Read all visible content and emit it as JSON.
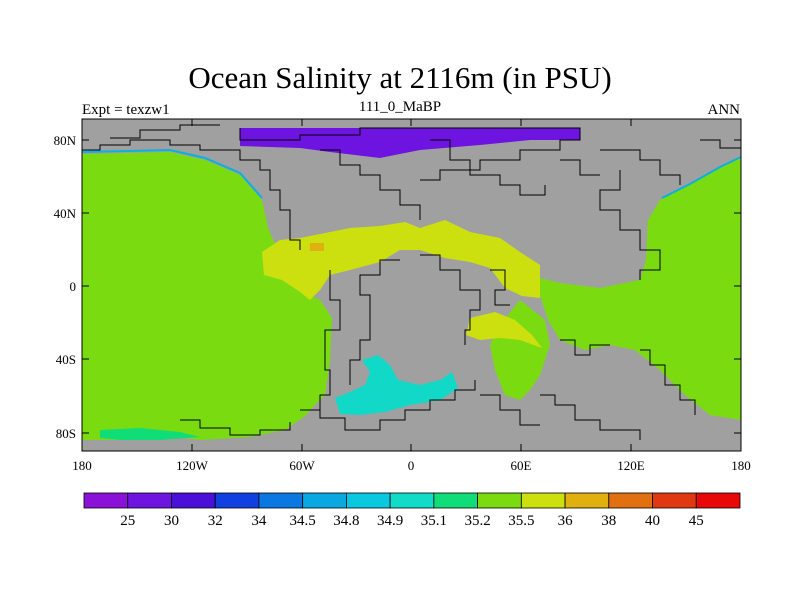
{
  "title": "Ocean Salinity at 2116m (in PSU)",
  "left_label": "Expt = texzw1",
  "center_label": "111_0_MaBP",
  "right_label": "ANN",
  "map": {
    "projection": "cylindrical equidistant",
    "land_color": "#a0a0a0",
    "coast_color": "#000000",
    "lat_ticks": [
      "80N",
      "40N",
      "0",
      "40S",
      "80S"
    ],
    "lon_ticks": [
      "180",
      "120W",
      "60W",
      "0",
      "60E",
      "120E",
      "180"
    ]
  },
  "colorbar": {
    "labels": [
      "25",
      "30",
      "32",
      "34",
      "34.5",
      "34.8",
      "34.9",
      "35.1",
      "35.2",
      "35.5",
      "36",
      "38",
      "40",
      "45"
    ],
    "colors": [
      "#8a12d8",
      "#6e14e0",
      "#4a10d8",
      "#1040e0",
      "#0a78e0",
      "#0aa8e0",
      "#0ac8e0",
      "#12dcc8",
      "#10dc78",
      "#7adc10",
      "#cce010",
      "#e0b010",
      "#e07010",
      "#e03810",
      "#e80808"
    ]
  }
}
--
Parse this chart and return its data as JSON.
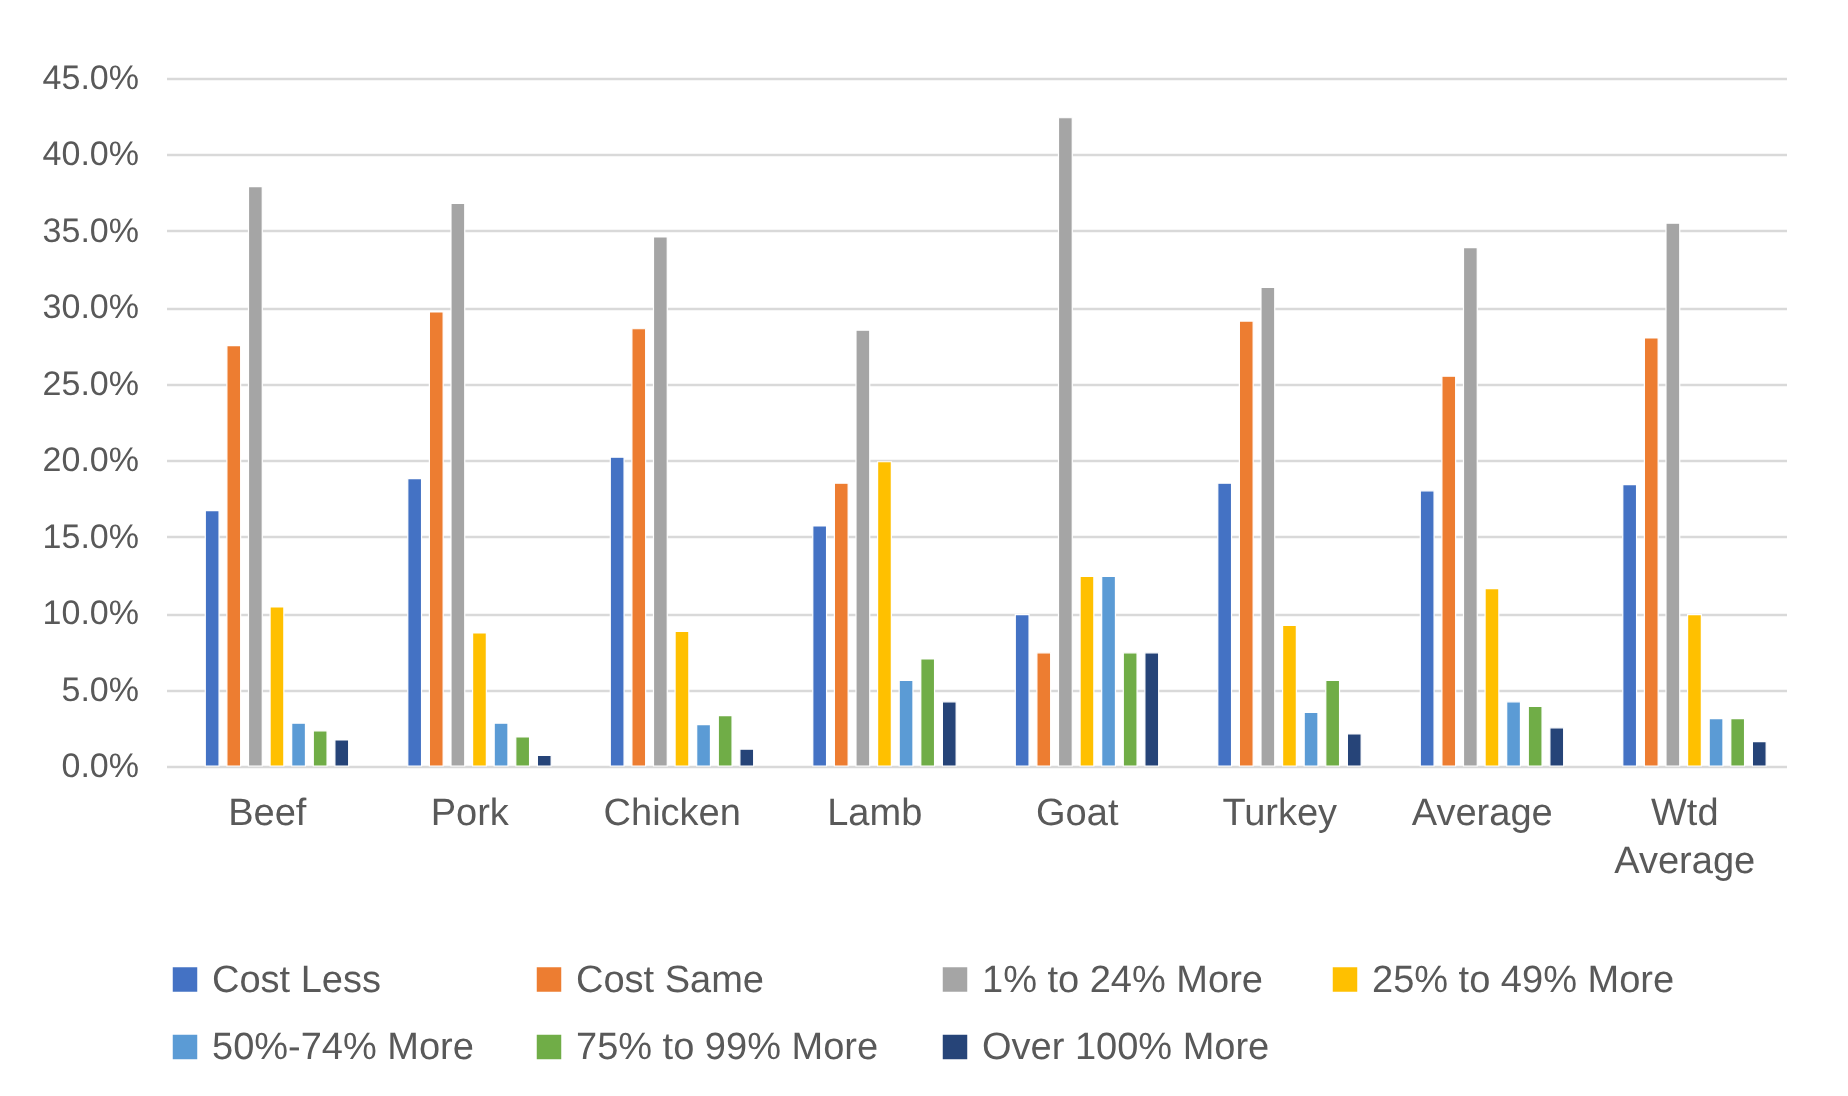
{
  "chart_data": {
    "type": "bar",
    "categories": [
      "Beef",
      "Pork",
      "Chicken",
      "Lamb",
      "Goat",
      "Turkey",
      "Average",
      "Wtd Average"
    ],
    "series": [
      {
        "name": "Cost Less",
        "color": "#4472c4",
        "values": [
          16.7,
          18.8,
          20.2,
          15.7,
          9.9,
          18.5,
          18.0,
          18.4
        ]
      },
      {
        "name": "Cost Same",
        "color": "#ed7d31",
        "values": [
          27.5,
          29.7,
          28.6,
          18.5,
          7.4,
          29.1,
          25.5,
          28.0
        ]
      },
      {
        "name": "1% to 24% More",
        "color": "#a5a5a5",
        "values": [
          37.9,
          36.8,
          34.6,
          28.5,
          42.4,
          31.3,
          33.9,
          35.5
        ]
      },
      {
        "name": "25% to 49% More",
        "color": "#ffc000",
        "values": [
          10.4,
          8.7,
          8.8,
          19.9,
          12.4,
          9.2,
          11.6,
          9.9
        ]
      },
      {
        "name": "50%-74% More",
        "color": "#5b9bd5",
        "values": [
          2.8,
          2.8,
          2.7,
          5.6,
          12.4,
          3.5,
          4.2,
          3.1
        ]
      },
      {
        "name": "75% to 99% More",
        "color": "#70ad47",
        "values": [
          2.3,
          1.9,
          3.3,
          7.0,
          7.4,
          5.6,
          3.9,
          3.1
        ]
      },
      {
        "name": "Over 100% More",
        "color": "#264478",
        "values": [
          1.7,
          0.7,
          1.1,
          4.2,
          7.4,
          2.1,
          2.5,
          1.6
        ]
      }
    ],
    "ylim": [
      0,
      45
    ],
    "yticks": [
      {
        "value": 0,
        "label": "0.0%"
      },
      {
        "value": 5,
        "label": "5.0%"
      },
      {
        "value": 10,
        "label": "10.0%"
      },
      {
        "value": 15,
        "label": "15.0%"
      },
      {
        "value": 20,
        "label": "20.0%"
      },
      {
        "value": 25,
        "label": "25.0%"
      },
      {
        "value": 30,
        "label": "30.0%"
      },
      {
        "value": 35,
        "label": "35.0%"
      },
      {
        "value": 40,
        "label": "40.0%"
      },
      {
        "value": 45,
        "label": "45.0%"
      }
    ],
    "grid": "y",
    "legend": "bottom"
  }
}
---
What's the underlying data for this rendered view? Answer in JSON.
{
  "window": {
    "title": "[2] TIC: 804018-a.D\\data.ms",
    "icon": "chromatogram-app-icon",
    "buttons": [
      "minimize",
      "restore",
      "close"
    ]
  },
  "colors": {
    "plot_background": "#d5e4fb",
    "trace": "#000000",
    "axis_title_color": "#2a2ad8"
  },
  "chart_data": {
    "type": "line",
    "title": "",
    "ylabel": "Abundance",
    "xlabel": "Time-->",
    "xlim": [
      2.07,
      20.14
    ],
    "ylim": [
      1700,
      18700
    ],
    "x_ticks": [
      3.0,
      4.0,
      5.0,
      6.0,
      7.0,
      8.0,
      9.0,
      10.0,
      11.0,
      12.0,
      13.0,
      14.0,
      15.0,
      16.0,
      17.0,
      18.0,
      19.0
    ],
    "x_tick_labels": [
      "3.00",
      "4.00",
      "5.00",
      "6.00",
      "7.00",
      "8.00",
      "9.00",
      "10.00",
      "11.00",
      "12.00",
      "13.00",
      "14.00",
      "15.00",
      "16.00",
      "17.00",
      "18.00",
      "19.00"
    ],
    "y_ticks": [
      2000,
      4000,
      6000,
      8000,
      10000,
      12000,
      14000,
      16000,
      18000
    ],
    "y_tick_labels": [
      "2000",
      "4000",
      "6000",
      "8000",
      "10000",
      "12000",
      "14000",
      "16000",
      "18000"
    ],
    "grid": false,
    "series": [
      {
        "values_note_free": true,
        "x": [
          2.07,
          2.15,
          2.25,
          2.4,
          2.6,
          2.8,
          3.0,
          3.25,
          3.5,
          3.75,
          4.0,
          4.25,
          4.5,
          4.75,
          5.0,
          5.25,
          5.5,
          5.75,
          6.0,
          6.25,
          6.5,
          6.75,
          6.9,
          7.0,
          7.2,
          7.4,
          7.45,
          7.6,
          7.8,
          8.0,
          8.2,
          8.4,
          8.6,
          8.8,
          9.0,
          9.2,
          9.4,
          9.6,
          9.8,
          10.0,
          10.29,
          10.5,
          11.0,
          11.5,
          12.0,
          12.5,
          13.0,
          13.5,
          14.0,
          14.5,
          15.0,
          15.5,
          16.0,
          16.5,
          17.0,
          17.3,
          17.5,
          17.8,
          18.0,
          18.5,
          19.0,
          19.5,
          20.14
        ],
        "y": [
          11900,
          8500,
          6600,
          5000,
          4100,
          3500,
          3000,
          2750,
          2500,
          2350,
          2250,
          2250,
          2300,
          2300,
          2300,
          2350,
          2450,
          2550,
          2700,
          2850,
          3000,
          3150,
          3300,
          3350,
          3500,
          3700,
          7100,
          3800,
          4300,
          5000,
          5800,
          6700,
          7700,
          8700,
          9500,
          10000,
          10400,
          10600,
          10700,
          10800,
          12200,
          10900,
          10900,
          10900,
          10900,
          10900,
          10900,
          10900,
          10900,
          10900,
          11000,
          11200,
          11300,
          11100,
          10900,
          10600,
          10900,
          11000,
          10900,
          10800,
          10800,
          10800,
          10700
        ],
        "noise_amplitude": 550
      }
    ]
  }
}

» What the exercise asks
Scan the listing above for the word "name" and copy every line that holds it.

» Output for this exercise
        "name": "Cost Less",
        "name": "Cost Same",
        "name": "1% to 24% More",
        "name": "25% to 49% More",
        "name": "50%-74% More",
        "name": "75% to 99% More",
        "name": "Over 100% More",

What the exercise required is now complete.